Supplied information:
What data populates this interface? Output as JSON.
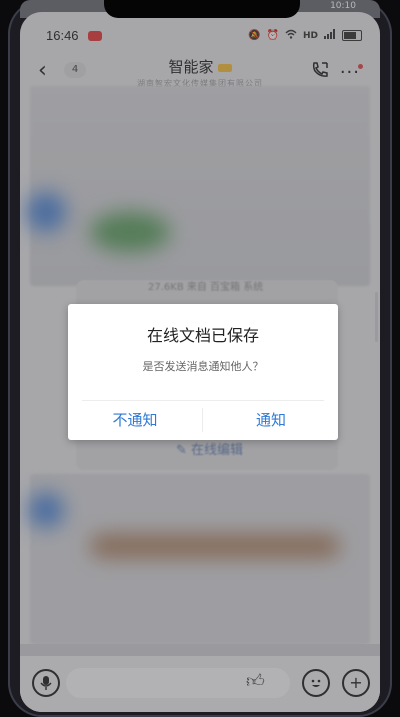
{
  "status_bar": {
    "time": "16:46",
    "network": "HD",
    "top_ghost_time": "10:10"
  },
  "nav": {
    "back_count": "4",
    "title": "智能家",
    "subtitle": "湖南智宏文化传媒集团有限公司"
  },
  "background": {
    "faint_line": "27.6KB  来自 百宝箱 系统",
    "online_edit": "在线编辑"
  },
  "dialog": {
    "title": "在线文档已保存",
    "message": "是否发送消息通知他人？",
    "cancel_label": "不通知",
    "confirm_label": "通知",
    "accent_color": "#2f7ad6"
  },
  "bottom_bar": {
    "voice_icon": "microphone-icon",
    "like_icon": "thumbs-up-icon",
    "emoji_icon": "emoji-icon",
    "add_icon": "plus-icon"
  }
}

Work to complete: From the data above, copy out every line with the string "icon" in it.

Written answer:
    "voice_icon": "microphone-icon",
    "like_icon": "thumbs-up-icon",
    "emoji_icon": "emoji-icon",
    "add_icon": "plus-icon"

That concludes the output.